Written task:
Find the lines holding the string "resources" in the data, then copy all of them.

Data extract:
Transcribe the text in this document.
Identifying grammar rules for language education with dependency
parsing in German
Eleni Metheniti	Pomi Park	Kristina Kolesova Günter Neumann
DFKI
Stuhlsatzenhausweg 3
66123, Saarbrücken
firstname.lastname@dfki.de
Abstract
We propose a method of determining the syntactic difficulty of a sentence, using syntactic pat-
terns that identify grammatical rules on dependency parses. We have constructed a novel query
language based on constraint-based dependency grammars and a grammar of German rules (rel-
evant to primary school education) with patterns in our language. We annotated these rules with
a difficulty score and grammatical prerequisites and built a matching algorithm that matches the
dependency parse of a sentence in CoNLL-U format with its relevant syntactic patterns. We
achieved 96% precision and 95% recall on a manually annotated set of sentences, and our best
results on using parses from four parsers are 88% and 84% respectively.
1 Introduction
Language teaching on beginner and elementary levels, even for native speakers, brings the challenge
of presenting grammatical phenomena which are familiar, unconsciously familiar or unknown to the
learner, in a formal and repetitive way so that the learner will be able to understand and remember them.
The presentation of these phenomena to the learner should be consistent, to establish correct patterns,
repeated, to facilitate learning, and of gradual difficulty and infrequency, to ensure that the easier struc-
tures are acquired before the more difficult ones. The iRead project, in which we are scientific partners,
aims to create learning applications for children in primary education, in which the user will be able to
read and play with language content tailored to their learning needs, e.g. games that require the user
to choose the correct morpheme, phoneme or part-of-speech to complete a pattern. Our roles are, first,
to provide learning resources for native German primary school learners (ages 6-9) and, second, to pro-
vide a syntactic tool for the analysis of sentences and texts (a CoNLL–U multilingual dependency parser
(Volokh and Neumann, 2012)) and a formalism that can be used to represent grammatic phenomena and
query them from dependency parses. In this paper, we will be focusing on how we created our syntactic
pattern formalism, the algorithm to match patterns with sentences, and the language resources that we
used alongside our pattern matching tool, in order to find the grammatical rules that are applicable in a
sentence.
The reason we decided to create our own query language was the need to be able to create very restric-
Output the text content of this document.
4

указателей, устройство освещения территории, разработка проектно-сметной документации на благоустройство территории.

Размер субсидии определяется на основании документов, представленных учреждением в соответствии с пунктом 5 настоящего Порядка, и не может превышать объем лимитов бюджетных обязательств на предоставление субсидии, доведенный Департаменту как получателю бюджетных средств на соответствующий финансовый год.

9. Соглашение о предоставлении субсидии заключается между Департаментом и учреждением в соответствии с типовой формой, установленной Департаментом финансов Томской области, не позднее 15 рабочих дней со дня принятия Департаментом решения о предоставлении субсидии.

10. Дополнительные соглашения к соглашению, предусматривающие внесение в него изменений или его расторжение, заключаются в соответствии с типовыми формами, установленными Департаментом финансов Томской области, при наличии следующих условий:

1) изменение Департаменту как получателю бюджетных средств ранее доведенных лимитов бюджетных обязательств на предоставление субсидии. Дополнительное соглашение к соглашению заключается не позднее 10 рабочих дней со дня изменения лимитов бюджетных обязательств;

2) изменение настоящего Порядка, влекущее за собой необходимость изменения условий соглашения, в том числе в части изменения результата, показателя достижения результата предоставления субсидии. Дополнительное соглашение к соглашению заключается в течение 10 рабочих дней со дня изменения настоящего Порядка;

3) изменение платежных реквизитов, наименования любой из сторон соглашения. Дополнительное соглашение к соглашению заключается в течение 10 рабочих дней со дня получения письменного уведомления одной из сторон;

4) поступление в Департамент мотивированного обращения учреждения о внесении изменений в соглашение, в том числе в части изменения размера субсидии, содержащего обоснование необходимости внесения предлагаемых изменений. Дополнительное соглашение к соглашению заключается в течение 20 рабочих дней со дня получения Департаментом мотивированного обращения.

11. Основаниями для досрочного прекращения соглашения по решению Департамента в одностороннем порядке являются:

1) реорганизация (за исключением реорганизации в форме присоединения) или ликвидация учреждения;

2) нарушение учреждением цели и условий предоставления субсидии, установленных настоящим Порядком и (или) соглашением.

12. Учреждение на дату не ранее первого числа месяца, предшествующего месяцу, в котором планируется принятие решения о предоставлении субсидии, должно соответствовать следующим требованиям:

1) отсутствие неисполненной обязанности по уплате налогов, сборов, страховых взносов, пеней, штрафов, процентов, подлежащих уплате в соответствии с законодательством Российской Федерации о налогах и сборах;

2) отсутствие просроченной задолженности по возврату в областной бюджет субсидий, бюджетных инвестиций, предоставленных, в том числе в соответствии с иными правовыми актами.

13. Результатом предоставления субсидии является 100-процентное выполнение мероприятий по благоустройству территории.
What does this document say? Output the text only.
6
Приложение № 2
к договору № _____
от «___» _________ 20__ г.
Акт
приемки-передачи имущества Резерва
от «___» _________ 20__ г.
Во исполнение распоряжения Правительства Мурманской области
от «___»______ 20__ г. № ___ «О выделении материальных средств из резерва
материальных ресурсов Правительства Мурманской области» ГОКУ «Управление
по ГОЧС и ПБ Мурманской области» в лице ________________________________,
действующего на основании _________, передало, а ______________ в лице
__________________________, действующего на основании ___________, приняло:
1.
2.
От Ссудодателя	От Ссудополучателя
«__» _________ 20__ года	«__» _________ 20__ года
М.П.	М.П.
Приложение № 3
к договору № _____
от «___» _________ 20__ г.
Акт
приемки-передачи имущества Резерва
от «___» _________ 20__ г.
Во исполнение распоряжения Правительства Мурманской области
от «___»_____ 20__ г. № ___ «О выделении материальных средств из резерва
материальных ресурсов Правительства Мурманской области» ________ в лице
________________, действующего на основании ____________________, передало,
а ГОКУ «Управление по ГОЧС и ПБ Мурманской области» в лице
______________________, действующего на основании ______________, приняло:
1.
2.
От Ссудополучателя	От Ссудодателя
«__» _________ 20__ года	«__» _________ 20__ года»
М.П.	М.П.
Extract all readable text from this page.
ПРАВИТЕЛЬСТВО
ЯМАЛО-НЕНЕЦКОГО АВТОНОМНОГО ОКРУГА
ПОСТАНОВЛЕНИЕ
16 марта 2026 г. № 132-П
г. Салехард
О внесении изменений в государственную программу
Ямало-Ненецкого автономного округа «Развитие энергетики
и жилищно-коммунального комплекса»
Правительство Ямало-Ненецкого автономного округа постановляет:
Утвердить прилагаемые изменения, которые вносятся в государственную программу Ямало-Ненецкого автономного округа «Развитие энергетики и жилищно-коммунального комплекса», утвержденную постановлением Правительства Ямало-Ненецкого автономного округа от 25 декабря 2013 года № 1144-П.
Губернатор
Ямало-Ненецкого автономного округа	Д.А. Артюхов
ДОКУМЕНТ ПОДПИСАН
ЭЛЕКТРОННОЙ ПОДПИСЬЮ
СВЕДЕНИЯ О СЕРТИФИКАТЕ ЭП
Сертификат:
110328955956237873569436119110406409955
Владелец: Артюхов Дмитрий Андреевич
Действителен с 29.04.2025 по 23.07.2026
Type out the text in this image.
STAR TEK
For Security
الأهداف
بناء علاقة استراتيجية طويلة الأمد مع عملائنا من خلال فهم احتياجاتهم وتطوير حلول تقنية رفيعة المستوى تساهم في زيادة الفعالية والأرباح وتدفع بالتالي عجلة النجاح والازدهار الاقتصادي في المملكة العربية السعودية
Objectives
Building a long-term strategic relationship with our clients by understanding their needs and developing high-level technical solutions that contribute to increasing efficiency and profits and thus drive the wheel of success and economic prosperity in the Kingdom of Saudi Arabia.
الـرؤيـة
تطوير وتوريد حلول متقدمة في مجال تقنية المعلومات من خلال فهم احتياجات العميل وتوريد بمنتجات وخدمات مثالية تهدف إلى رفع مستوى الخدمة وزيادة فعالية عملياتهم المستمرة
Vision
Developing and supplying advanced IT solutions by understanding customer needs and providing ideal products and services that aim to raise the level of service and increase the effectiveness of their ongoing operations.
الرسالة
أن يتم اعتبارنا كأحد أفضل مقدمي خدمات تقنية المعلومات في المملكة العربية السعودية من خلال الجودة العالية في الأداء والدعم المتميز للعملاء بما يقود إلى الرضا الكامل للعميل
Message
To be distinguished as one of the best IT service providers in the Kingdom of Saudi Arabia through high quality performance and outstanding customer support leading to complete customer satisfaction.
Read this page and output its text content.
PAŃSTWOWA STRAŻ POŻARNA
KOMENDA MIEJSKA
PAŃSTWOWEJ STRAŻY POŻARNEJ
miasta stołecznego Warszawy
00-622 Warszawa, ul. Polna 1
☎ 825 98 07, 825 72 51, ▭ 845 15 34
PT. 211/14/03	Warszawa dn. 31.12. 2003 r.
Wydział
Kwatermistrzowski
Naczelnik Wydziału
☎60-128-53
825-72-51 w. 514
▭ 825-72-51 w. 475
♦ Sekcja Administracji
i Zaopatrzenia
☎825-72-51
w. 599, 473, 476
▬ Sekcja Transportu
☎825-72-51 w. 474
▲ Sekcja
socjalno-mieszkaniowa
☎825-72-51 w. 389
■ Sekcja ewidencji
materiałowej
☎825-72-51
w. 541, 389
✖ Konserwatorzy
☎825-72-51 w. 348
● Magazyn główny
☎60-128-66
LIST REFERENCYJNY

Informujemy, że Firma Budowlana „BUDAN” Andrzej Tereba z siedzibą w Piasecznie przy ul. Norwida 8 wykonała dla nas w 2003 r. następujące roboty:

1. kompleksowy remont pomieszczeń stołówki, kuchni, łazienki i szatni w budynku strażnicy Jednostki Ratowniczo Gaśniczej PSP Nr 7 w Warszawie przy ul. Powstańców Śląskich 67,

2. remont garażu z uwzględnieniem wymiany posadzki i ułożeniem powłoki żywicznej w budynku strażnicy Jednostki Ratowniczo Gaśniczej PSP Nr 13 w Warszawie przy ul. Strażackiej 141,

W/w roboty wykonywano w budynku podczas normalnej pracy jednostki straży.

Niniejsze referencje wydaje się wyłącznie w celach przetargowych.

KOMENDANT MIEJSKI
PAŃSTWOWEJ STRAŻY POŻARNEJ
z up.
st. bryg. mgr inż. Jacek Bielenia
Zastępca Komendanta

The result:
to provide learning resources for native German primary school learners (ages 6-9) and, second, to pro-
pattern formalism, the algorithm to match patterns with sentences, and the language resources that we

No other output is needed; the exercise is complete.